## Start Extracted text

Luisa María de Guadalupe Calderón Hinojosa (born October 23, 1956 in Mexico City) is a Mexican politician affiliated with the National Action Party who served in the Senate of Mexico from 2000 until September 2006. She is currently senator-elect as a PAN proportional representative. Her term in the senate began in late 2012 and will continue through 2018. "Cocoa" (her nickname) is known as a champion for women and minority rights throughout Mexico.

Personal life
Luisa María belongs to a family of prominent Mexican politicians.
She is the sister of former President Felipe Calderón Hinojosa and Juan Luis Calderón Hinojosa.

She studied psychology at the Instituto Tecnológico de Estudios Superiores de Occidente (ITESO) in Tlaquepaque, Jalisco, and has pursued graduate studies at the Universidad Iberoamericana.

Luisa María is a single mother.

Political career
Calderón joined the National Action Party in 1976. She served as a local deputy in the Congress of Michoacán from 1983 to 1986 and served in the federal Chamber of Deputies during the LIV Legislature.  In 2000 she was elected  via  proportional representation to serve as a Senator during the LVIII Legislature and the LIX Legislature.

## End Extracted text
## Start Stored data

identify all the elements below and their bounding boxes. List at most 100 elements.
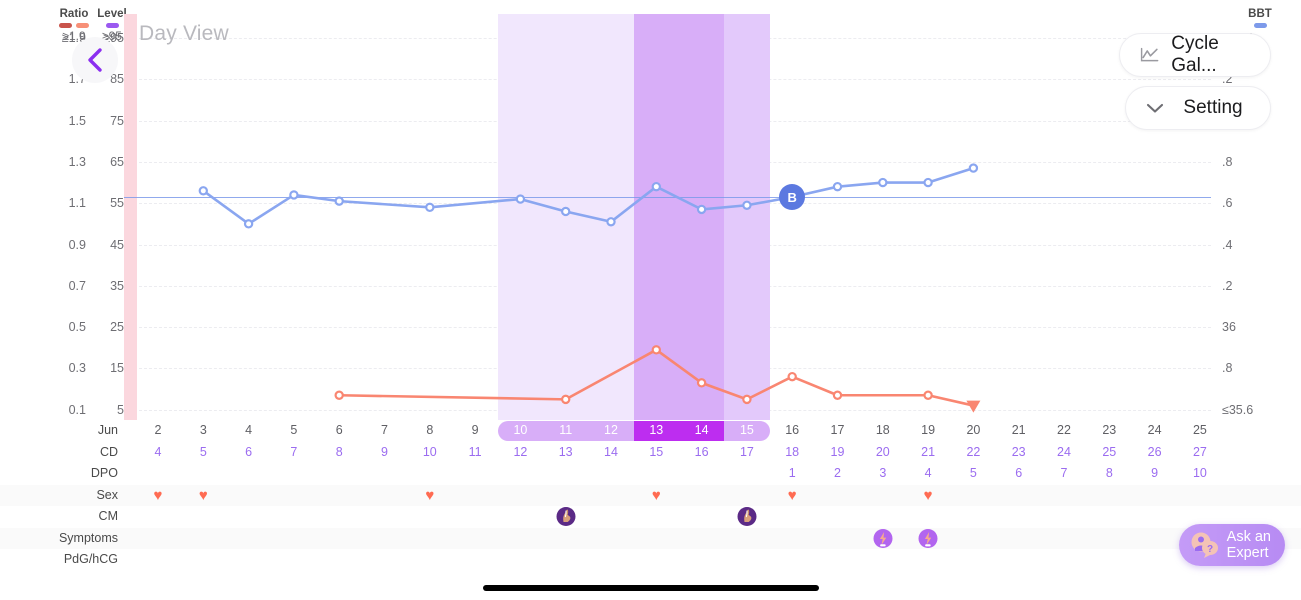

## End Stored data

_Exercise 1:_
In the biography of Luisa María Calderón, decide whether each statement agrees with the text: (a) She joined the National Action Party in 1976. (b) She studied law at ITESO. (c) She is the daughter of Felipe Calderón Hinojosa. For each, answer yes or no and quote the words of the text that decide it.
_Exercise 2:_
According to the biography of Luisa María Calderón, what is her nickname?
_Exercise 3:_
Go on with the biography of Luisa María Calderón, starting right after its last sentence.

_Response 1:_
(a) Yes: "Calderón joined the National Action Party in 1976."
(b) No: "She studied psychology at the Instituto Tecnológico de Estudios Superiores de Occidente (ITESO)"
(c) No: "She is the sister of former President Felipe Calderón Hinojosa"

_Response 2:_
Her nickname is "Cocoa."

_Response 3:_
2011 Michoacan gubernatorial race
In 2011, Luisa Calderón ran for Governor of Michoacan in a highly contested race. Although she lost, the election was marred with accusations of corruption by the PRI and intimidation by narco-affiliated criminals.  She was the candidate of the PAN-PANAL coalition. Calderón narrowly lost against PRI candidate Fausto Vallejo Y Figueroa by less than 3 percent of the vote. She had led most opinion polls prior to the election, which was held on November 13, 2011. Vallejo received 35% of the vote, while Calderon won 33% for second place. Calderón, who led most opinion polls prior to the election, claimed that drug traffickers based in Michoacán helped tip the election in Vallejo's favor.

References

Members of the Chamber of Deputies (Mexico)
Members of the Senate of the Republic (Mexico)
National Action Party (Mexico) politicians
Politicians from Mexico City
1965 births
Living people
Women members of the Senate of the Republic (Mexico)
Members of the Congress of Michoacán
21st-century Mexican politicians
21st-century Mexican women politicians
Women members of the Chamber of Deputies (Mexico)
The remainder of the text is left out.